## START Information shown

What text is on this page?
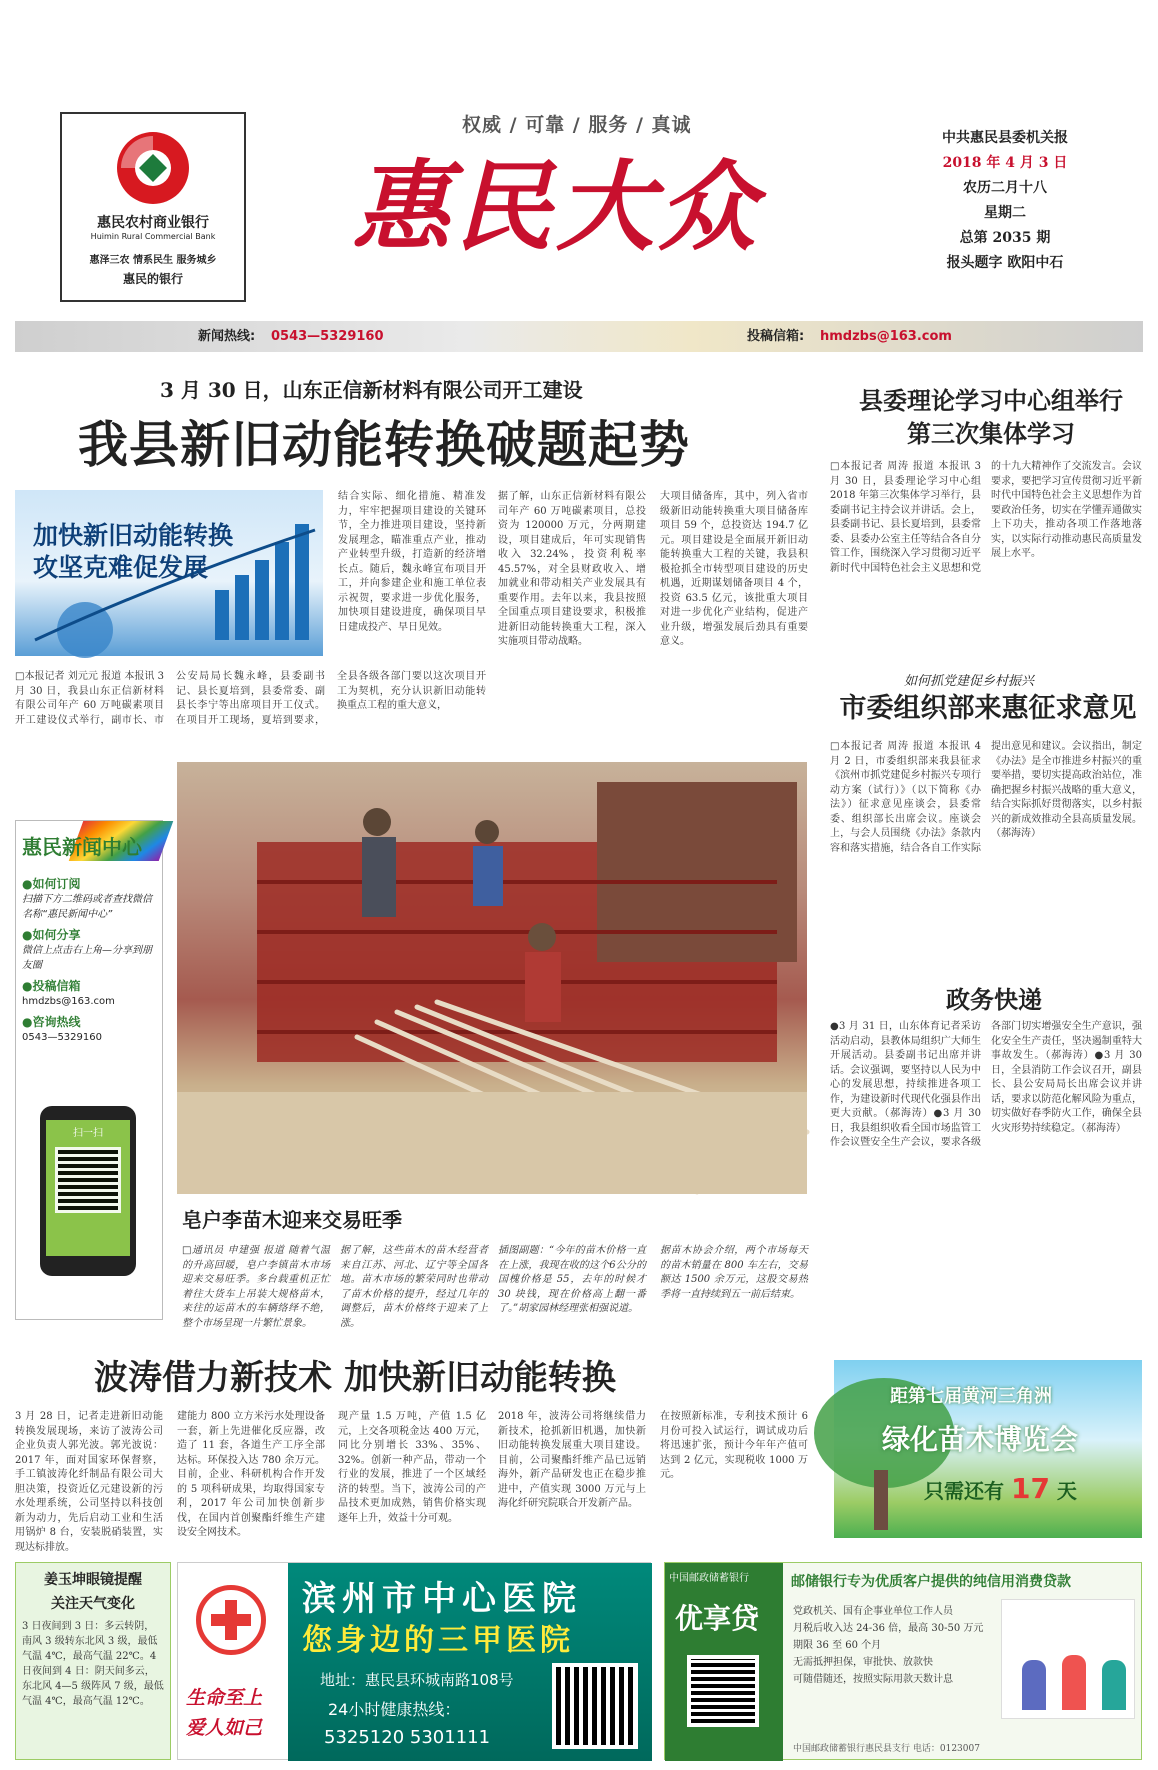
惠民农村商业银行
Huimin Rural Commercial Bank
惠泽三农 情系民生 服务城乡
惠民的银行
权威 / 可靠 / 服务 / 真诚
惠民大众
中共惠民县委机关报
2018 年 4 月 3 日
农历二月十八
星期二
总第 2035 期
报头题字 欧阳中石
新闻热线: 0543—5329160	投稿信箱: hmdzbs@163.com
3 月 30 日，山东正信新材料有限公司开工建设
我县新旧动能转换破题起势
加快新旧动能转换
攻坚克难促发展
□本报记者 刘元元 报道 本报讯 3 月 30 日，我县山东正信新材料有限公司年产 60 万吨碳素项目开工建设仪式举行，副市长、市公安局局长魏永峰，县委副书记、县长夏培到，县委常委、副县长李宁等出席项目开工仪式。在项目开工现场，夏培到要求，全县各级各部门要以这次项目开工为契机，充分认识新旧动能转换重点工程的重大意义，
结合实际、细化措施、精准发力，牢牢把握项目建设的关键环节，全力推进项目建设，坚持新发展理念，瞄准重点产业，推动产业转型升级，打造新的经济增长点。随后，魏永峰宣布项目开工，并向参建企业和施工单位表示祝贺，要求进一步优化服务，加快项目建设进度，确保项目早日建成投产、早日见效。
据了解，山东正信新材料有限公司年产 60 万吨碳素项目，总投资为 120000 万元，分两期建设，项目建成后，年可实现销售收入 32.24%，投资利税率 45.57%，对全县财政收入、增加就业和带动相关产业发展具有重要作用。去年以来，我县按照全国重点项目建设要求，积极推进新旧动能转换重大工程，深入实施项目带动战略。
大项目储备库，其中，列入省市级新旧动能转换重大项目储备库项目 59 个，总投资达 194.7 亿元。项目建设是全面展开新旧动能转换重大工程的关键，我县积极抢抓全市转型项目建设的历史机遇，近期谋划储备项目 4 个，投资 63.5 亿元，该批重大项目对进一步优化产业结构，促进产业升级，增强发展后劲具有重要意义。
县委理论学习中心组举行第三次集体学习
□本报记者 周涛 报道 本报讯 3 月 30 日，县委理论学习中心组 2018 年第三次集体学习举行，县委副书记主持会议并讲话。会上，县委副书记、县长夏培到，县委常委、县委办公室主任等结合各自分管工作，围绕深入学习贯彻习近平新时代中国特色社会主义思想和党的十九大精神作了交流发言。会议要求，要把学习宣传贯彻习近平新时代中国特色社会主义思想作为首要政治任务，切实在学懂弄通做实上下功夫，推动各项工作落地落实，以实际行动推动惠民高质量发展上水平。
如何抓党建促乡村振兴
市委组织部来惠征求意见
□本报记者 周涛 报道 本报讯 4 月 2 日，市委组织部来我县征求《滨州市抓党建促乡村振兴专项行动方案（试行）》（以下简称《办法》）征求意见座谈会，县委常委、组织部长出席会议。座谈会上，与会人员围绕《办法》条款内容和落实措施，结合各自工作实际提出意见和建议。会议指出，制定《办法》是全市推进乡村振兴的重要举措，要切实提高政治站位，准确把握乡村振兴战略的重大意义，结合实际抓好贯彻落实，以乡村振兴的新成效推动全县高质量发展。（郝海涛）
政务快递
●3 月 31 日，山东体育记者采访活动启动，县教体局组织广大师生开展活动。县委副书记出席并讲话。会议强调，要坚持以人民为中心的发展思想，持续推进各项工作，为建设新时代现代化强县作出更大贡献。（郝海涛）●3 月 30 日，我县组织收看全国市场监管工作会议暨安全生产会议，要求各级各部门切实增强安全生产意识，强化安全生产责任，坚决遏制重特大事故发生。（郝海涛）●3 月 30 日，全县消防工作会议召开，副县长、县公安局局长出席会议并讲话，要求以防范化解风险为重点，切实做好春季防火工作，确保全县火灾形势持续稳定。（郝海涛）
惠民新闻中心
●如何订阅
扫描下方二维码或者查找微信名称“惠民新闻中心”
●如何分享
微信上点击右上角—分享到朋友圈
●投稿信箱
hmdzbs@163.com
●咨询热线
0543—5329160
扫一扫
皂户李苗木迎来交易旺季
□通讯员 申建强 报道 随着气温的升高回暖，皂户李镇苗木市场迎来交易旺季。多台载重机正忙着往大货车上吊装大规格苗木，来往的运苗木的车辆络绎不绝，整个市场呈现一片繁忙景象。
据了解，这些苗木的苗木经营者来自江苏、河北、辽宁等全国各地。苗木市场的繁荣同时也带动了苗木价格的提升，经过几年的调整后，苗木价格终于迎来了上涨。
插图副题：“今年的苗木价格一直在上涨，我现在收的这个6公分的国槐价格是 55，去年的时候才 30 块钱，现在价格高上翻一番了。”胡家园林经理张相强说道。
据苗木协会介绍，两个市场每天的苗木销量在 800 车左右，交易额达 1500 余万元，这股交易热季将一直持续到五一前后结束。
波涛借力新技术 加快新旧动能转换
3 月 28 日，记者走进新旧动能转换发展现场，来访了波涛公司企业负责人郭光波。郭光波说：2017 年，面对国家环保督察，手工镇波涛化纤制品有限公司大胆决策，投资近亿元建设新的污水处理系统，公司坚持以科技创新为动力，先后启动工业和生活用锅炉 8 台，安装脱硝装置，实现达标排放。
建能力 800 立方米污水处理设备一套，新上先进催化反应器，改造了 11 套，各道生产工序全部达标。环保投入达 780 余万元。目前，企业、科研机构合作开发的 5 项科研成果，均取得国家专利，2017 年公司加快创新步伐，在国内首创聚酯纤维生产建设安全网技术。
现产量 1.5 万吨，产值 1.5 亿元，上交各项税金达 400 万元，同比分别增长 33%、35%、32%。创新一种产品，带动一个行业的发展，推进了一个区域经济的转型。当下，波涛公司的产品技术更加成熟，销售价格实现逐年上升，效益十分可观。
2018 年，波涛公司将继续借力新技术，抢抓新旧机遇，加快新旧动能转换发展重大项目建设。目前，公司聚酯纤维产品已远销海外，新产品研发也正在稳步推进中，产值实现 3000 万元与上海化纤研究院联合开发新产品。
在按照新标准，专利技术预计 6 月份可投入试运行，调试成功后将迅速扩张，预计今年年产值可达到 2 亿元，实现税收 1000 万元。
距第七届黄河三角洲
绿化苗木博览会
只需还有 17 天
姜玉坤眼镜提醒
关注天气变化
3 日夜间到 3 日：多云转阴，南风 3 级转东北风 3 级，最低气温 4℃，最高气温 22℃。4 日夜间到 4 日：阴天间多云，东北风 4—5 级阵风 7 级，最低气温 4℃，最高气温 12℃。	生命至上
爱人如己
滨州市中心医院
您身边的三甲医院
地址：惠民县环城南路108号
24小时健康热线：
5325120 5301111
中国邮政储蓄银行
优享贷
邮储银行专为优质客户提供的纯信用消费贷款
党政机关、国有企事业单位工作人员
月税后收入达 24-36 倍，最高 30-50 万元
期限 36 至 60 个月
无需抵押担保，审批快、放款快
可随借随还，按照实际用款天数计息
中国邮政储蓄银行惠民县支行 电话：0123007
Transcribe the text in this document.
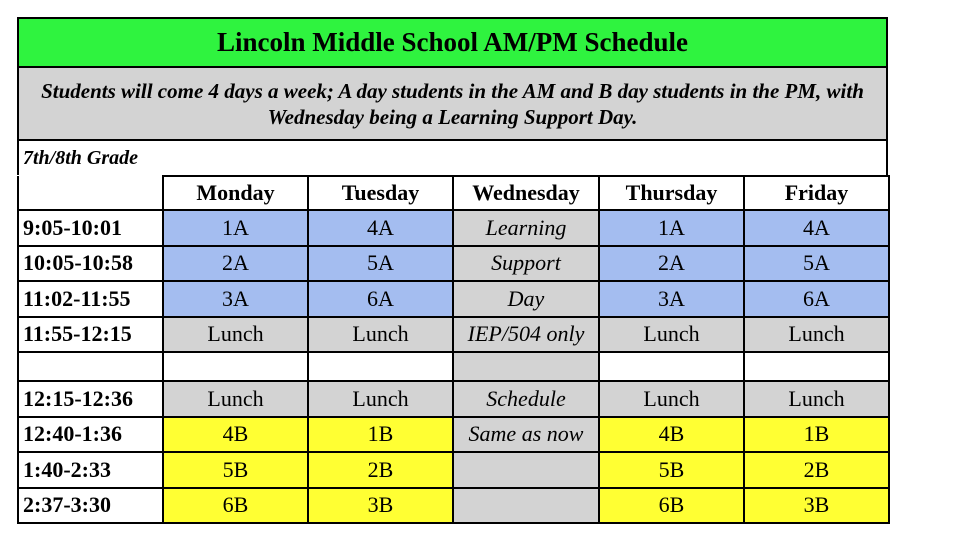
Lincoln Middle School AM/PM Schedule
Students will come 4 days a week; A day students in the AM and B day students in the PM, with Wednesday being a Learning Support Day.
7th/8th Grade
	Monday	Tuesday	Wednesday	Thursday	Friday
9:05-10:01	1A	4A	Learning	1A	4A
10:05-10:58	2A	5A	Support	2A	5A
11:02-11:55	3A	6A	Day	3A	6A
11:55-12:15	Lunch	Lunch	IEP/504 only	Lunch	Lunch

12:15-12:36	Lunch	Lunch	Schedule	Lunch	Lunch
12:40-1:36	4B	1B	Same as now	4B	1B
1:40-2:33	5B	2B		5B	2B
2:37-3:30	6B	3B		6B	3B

## END Information shown

§ What to work on:
Find every line in the records that contains the word "this"; copy those lines.

§ Output below:
What text is on this page?
Transcribe the text in this document.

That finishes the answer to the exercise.